#### WORK REQUIRED
Copy each of the following entries word for word, keeping every line in its original form.

#### INFORMATION GIVEN
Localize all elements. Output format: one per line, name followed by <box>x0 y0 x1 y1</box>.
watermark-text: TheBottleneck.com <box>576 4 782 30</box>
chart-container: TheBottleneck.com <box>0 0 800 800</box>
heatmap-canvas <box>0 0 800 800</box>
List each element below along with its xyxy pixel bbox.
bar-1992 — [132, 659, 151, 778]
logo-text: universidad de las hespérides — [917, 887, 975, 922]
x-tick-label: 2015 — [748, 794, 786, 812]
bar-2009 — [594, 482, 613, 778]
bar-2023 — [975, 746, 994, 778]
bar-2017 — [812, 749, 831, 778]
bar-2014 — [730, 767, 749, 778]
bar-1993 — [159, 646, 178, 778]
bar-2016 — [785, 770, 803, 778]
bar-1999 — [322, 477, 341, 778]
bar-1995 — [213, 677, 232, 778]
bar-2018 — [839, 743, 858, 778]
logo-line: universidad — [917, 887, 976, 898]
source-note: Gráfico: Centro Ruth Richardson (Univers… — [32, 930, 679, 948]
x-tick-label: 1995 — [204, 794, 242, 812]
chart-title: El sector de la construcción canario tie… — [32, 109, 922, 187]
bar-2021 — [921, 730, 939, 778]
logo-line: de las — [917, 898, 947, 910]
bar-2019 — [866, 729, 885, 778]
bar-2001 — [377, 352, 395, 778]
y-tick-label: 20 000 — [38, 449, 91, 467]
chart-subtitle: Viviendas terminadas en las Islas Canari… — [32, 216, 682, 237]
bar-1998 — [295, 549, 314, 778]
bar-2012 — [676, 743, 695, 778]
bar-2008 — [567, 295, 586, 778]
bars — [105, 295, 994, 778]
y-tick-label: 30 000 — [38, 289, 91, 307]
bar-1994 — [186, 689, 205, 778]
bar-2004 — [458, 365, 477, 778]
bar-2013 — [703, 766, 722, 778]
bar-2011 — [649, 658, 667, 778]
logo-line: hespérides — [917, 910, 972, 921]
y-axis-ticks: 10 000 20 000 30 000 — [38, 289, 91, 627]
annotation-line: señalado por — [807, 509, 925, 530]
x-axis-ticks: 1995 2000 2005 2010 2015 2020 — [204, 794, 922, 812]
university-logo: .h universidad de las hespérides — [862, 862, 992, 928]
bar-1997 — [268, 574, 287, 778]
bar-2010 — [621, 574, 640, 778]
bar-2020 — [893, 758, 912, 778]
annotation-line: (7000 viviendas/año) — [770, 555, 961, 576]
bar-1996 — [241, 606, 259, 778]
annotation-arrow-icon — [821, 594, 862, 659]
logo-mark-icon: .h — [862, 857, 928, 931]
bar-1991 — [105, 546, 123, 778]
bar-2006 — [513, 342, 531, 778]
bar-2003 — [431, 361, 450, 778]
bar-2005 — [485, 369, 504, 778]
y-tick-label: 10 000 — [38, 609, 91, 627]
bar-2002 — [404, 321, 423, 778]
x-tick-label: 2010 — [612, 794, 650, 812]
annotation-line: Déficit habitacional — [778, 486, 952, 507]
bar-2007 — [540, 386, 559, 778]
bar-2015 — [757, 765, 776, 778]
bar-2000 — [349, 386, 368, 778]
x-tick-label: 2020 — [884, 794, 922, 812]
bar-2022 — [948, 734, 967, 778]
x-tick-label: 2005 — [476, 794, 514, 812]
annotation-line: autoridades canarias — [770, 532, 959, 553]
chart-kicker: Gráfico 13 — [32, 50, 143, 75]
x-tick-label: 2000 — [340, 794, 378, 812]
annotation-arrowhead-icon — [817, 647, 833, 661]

#### RESULT FOR THIS TASK
Localize all elements. Output format: one per line, name followed by <box>x0 y0 x1 y1</box>.
watermark-text: TheBottleneck.com <box>576 4 782 30</box>
chart-container: TheBottleneck.com <box>0 0 800 800</box>
heatmap-canvas <box>0 0 800 800</box>
List each element below along with its xyxy pixel bbox.
bar-1992 — [132, 659, 151, 778]
logo-text: universidad de las hespérides — [917, 887, 975, 922]
x-tick-label: 2015 — [748, 794, 786, 812]
bar-2009 — [594, 482, 613, 778]
bar-2023 — [975, 746, 994, 778]
bar-2017 — [812, 749, 831, 778]
bar-2014 — [730, 767, 749, 778]
bar-1993 — [159, 646, 178, 778]
bar-2016 — [785, 770, 803, 778]
bar-1999 — [322, 477, 341, 778]
bar-1995 — [213, 677, 232, 778]
bar-2018 — [839, 743, 858, 778]
logo-line: universidad — [917, 887, 976, 898]
source-note: Gráfico: Centro Ruth Richardson (Univers… — [32, 930, 679, 948]
x-tick-label: 1995 — [204, 794, 242, 812]
chart-title: El sector de la construcción canario tie… — [32, 109, 922, 187]
bar-2021 — [921, 730, 939, 778]
logo-line: de las — [917, 898, 947, 910]
bar-2019 — [866, 729, 885, 778]
bar-2001 — [377, 352, 395, 778]
y-tick-label: 20 000 — [38, 449, 91, 467]
chart-subtitle: Viviendas terminadas en las Islas Canari… — [32, 216, 682, 237]
bar-1998 — [295, 549, 314, 778]
bar-2012 — [676, 743, 695, 778]
bar-2008 — [567, 295, 586, 778]
bars — [105, 295, 994, 778]
y-tick-label: 30 000 — [38, 289, 91, 307]
bar-1994 — [186, 689, 205, 778]
bar-2004 — [458, 365, 477, 778]
bar-2013 — [703, 766, 722, 778]
bar-2011 — [649, 658, 667, 778]
logo-line: hespérides — [917, 910, 972, 921]
y-axis-ticks: 10 000 20 000 30 000 — [38, 289, 91, 627]
annotation-line: señalado por — [807, 509, 925, 530]
x-axis-ticks: 1995 2000 2005 2010 2015 2020 — [204, 794, 922, 812]
university-logo: .h universidad de las hespérides — [862, 862, 992, 928]
bar-1997 — [268, 574, 287, 778]
bar-2010 — [621, 574, 640, 778]
bar-2020 — [893, 758, 912, 778]
annotation-line: (7000 viviendas/año) — [770, 555, 961, 576]
bar-1996 — [241, 606, 259, 778]
annotation-arrow-icon — [821, 594, 862, 659]
logo-mark-icon: .h — [862, 857, 928, 931]
bar-1991 — [105, 546, 123, 778]
bar-2006 — [513, 342, 531, 778]
bar-2003 — [431, 361, 450, 778]
bar-2005 — [485, 369, 504, 778]
y-tick-label: 10 000 — [38, 609, 91, 627]
bar-2002 — [404, 321, 423, 778]
x-tick-label: 2010 — [612, 794, 650, 812]
annotation-line: Déficit habitacional — [778, 486, 952, 507]
bar-2007 — [540, 386, 559, 778]
bar-2015 — [757, 765, 776, 778]
bar-2000 — [349, 386, 368, 778]
x-tick-label: 2020 — [884, 794, 922, 812]
bar-2022 — [948, 734, 967, 778]
x-tick-label: 2005 — [476, 794, 514, 812]
annotation-line: autoridades canarias — [770, 532, 959, 553]
chart-kicker: Gráfico 13 — [32, 50, 143, 75]
x-tick-label: 2000 — [340, 794, 378, 812]
annotation-arrowhead-icon — [817, 647, 833, 661]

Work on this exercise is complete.